### STORED ROWS
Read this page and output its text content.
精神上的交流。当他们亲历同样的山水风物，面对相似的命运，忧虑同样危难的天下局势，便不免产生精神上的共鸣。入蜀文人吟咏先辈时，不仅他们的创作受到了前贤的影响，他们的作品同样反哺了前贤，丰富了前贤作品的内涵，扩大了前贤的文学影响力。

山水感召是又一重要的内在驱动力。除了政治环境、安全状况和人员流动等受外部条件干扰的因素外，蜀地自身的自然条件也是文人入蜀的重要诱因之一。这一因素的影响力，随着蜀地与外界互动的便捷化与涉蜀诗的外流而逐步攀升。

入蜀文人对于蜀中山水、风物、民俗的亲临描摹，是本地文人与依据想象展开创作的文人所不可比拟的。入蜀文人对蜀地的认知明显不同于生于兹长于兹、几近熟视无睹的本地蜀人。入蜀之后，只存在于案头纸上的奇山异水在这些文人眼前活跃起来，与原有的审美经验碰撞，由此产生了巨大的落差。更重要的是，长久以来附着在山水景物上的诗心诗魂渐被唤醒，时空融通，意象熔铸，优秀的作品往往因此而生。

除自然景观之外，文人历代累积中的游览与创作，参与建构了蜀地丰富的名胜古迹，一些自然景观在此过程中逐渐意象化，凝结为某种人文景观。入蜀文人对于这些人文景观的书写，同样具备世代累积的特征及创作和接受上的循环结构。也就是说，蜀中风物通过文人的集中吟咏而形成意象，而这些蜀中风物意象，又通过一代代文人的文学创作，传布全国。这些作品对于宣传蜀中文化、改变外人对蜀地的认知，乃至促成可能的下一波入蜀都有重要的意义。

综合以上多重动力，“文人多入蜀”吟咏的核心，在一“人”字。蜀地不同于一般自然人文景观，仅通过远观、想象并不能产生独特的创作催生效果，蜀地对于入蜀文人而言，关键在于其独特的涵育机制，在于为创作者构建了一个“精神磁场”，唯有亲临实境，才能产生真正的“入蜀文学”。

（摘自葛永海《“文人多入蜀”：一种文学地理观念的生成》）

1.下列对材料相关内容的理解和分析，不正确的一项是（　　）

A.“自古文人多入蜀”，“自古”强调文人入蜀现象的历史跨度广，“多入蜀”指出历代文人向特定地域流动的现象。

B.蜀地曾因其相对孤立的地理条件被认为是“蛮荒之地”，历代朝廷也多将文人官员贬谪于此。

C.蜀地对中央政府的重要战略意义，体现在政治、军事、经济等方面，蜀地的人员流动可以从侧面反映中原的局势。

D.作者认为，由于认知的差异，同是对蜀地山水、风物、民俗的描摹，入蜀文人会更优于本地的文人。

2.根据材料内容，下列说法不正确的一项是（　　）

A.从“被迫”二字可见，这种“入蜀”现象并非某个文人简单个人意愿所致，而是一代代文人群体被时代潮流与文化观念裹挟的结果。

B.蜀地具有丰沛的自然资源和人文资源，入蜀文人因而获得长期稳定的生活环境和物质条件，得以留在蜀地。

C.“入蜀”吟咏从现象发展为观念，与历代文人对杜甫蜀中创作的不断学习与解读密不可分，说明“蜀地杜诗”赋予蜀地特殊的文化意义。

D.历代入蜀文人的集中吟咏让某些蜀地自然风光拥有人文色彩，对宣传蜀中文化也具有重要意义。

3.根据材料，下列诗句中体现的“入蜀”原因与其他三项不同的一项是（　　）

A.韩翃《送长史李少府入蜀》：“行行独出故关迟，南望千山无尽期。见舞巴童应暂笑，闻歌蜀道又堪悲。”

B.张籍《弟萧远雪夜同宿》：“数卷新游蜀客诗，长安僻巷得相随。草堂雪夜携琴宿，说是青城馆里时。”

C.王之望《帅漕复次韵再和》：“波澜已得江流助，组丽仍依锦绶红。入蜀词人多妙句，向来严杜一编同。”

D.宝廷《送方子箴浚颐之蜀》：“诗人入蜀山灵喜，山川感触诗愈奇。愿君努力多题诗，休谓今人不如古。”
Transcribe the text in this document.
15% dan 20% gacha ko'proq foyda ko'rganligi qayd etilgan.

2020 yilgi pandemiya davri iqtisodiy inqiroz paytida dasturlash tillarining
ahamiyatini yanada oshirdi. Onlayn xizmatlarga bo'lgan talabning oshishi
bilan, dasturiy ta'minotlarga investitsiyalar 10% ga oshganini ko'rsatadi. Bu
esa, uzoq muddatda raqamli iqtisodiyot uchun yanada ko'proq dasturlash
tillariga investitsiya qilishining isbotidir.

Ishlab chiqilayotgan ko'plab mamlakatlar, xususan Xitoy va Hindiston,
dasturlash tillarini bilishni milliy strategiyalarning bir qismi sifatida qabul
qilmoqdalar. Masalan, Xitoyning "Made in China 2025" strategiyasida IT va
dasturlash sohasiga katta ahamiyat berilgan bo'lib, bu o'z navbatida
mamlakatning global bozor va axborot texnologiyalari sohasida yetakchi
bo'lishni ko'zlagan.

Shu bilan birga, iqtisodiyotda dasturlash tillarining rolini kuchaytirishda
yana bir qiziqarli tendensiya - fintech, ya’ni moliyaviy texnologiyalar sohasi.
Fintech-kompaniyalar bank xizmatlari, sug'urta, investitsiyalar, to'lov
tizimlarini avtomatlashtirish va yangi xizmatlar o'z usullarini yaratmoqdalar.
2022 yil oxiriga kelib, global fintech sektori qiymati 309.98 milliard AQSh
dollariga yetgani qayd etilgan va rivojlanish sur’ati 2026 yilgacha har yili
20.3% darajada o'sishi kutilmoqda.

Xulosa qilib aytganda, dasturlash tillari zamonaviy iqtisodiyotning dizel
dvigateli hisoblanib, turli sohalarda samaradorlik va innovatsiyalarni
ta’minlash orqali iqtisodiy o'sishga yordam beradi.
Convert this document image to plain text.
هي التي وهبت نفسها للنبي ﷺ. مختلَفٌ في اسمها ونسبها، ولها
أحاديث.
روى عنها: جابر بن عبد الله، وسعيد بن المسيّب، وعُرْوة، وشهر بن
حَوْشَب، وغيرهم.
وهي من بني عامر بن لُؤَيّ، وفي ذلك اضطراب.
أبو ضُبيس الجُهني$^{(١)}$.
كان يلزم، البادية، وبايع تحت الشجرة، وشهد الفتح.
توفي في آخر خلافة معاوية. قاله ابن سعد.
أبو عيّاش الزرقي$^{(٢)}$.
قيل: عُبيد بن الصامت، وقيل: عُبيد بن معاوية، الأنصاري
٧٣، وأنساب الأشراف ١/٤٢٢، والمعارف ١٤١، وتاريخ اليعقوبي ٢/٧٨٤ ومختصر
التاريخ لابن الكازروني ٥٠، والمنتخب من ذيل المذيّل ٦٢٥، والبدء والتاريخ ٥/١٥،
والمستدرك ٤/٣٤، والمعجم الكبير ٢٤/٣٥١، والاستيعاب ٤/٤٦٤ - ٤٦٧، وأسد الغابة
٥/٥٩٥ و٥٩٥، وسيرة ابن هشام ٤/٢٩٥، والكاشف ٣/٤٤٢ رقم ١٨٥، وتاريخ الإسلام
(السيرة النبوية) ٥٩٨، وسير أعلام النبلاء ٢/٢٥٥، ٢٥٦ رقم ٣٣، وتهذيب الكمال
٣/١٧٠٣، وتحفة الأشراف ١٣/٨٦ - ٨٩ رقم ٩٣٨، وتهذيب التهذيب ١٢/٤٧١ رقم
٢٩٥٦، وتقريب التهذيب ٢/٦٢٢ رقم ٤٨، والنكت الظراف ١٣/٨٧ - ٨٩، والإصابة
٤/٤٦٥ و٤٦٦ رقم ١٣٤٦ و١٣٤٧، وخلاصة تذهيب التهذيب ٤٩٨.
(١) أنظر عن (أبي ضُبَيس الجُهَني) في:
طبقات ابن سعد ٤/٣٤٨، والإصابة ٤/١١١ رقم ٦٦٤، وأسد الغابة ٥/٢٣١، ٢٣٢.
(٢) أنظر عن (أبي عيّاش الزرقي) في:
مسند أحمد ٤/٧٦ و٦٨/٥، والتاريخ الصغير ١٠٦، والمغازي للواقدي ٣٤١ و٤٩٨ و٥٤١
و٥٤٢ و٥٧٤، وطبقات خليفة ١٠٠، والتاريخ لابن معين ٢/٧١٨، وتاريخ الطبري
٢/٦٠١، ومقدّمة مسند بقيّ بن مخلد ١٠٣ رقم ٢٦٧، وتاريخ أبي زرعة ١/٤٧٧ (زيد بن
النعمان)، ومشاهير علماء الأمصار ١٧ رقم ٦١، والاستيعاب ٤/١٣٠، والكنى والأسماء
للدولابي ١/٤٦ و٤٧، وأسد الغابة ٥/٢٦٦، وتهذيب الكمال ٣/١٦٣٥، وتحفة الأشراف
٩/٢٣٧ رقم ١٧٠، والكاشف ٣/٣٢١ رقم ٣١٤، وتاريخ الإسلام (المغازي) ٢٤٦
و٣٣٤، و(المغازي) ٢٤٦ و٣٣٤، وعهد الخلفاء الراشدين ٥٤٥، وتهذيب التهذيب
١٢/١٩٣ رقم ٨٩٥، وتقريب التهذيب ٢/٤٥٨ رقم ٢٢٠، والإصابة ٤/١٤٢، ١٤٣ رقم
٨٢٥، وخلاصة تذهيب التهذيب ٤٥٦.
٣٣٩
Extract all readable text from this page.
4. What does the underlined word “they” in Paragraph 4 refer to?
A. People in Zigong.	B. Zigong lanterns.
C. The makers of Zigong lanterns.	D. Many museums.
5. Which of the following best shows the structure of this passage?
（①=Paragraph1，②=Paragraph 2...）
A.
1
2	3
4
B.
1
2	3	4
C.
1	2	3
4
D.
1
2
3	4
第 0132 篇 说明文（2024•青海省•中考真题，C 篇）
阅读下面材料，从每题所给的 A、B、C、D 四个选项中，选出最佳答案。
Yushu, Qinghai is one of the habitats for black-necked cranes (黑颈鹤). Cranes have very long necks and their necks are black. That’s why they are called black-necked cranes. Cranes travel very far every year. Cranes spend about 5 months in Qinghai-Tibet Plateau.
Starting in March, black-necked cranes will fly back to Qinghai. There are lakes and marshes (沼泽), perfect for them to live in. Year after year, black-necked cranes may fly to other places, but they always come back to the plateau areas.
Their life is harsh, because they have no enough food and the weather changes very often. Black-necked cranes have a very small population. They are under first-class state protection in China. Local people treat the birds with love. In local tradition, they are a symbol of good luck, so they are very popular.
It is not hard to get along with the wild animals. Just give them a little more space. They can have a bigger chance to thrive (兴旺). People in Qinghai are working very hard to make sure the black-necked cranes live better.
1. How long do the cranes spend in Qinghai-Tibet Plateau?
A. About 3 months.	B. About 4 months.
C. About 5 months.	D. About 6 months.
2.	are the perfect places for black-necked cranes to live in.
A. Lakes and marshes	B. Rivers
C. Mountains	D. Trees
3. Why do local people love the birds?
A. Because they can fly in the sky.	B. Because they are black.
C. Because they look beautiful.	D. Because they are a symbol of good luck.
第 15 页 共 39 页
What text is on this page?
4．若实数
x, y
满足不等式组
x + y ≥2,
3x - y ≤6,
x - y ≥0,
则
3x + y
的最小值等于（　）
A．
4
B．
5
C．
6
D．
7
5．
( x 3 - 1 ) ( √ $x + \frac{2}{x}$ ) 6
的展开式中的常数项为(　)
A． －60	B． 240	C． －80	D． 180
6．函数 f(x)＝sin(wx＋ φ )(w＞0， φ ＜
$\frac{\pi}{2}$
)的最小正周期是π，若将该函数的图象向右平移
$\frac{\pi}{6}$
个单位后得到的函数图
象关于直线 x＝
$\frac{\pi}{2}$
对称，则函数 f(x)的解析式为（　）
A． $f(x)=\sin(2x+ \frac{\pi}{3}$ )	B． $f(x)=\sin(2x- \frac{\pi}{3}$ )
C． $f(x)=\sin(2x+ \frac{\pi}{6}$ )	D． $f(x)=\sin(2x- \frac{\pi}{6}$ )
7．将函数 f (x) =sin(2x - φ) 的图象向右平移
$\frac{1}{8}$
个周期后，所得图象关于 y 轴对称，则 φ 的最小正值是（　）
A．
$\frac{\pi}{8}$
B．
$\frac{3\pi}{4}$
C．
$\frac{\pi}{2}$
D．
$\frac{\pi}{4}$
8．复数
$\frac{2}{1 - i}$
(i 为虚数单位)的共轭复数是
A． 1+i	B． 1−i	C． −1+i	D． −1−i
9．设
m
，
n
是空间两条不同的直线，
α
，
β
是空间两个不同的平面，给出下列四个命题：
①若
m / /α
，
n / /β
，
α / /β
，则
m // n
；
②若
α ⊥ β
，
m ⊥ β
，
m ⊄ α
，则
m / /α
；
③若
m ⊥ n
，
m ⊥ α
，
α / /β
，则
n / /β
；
######
### INSTRUCTIONS TO FOLLOW
Go through the records. Copy each line where "qayd" appears.

### OUTPUT
15% dan 20% gacha ko'proq foyda ko'rganligi qayd etilgan.
dollariga yetgani qayd etilgan va rivojlanish sur’ati 2026 yilgacha har yili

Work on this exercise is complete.